= SET TASK =
Read the records below and copy each line that contains "page".

= Dataset entries =
--------

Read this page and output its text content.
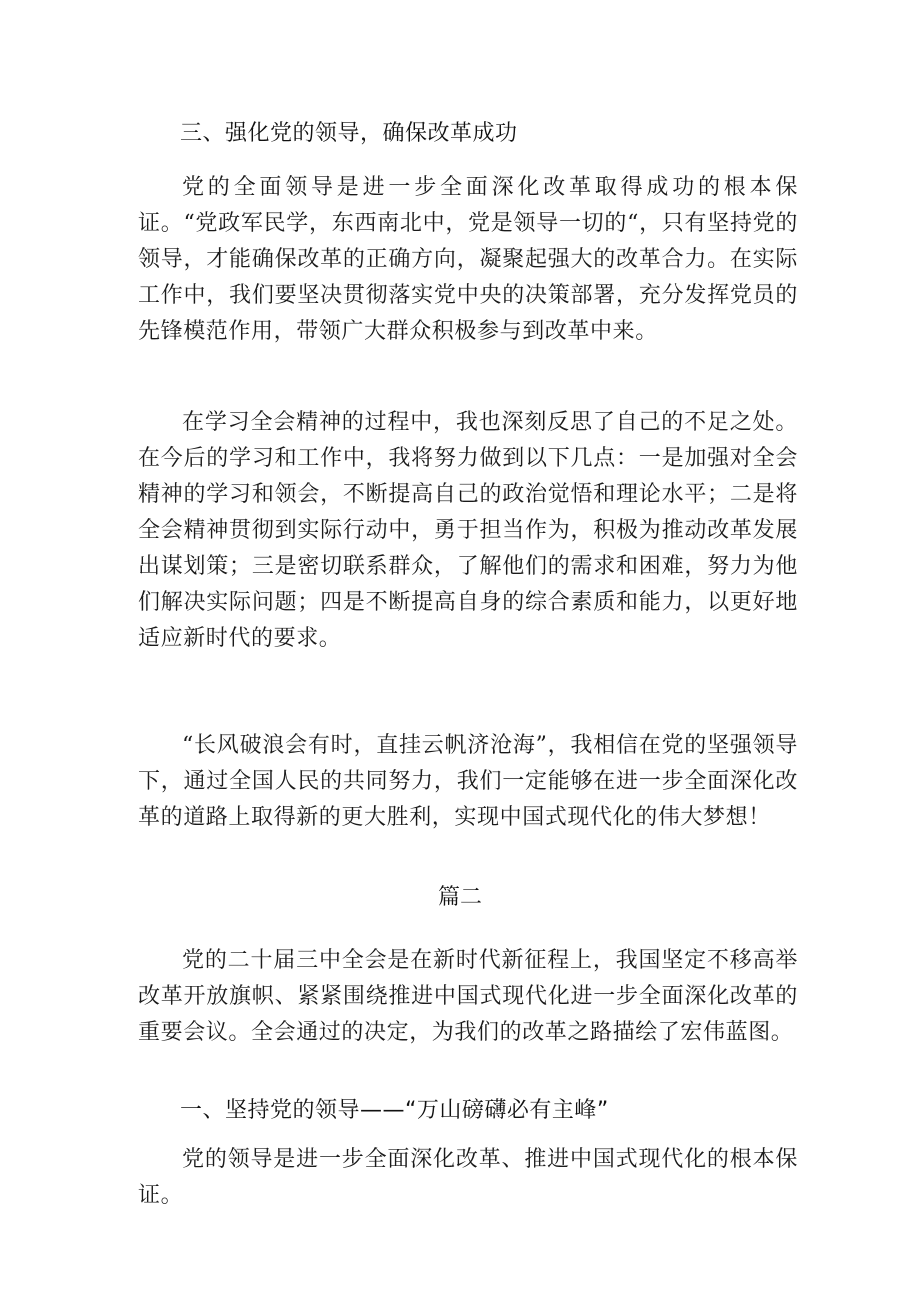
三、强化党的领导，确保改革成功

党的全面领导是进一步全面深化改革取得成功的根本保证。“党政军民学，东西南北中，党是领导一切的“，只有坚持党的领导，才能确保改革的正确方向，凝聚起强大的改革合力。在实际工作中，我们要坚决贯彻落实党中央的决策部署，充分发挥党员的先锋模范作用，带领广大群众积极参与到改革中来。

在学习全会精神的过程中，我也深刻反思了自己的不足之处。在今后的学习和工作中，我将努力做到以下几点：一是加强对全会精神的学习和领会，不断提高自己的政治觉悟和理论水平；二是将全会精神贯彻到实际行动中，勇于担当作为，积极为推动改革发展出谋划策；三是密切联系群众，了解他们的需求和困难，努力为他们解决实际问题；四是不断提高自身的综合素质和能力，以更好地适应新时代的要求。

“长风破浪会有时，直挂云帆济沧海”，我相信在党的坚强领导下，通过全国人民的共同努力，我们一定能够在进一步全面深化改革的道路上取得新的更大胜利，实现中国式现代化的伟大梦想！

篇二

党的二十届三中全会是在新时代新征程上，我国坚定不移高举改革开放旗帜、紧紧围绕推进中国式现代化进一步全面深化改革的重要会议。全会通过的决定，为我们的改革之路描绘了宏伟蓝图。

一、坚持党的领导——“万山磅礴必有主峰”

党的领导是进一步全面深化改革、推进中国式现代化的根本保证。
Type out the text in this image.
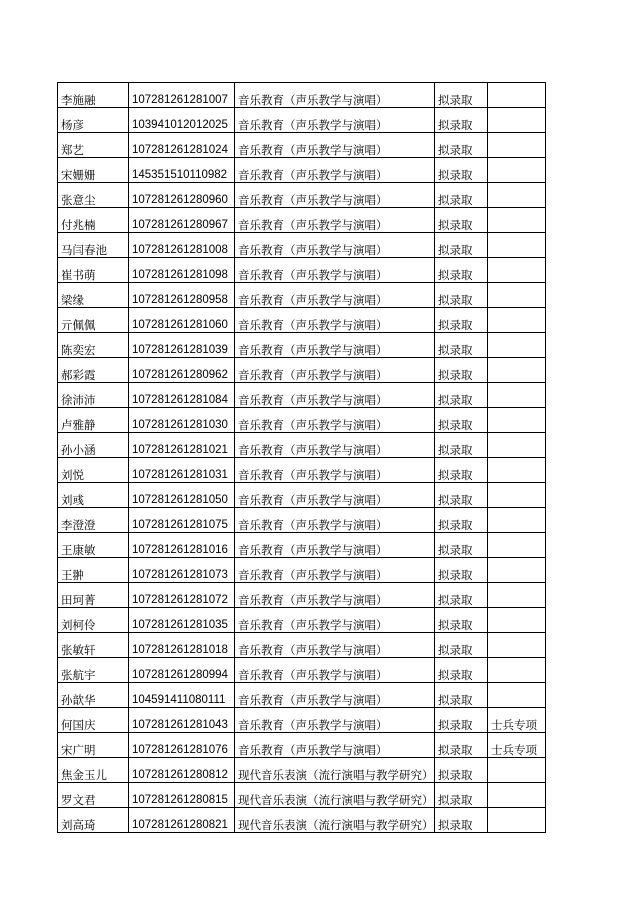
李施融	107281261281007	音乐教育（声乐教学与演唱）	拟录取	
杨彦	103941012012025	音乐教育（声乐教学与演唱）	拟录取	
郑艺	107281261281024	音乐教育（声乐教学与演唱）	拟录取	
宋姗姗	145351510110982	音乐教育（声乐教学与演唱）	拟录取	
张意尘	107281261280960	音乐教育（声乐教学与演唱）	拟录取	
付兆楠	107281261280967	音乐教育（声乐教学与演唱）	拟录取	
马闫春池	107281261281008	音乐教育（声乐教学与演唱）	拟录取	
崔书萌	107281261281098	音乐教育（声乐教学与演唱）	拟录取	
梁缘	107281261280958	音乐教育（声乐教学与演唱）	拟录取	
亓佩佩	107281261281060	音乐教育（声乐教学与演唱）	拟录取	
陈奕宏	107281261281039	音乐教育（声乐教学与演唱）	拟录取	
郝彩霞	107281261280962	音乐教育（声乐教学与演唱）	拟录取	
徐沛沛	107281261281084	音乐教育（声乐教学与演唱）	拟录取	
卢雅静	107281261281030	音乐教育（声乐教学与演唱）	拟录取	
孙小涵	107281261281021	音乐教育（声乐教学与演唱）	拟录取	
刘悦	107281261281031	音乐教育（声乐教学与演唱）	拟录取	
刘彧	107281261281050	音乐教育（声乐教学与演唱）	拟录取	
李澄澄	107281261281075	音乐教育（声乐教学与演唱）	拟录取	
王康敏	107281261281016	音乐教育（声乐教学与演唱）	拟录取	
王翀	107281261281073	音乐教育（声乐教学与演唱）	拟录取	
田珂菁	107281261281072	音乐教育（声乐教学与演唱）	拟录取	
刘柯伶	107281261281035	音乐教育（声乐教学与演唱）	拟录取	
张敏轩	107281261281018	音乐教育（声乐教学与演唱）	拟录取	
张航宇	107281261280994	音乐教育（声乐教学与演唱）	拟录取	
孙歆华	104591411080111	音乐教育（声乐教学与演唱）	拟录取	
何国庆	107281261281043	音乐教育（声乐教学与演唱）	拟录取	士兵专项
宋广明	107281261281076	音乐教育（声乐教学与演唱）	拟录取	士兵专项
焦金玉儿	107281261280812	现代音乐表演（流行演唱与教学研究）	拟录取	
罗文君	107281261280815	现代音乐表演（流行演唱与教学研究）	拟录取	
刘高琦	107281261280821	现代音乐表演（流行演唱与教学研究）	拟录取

--------

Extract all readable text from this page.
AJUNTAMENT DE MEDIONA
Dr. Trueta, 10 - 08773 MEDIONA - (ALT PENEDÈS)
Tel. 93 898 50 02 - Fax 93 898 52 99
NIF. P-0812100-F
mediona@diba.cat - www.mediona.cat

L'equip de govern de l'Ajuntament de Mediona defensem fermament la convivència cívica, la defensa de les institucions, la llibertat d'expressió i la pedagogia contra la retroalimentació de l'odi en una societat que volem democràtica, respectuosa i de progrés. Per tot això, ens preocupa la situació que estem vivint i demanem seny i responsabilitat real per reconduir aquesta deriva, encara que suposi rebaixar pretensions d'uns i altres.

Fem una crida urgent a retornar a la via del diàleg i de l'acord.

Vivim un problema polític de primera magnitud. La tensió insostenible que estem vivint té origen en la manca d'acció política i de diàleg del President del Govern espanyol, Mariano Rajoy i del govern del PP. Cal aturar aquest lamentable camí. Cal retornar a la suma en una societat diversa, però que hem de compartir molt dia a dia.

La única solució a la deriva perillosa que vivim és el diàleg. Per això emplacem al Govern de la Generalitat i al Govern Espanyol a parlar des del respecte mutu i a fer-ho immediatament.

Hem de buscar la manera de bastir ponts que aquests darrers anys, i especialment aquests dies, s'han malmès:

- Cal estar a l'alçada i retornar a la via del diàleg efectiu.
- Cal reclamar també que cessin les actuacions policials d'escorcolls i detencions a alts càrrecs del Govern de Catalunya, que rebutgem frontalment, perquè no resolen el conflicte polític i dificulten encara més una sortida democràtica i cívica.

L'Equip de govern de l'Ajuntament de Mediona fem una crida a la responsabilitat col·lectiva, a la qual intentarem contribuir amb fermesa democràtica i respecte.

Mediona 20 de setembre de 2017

--------

= EXERCISE SOLUTION =
Read this page and output its text content.
Extract all readable text from this page.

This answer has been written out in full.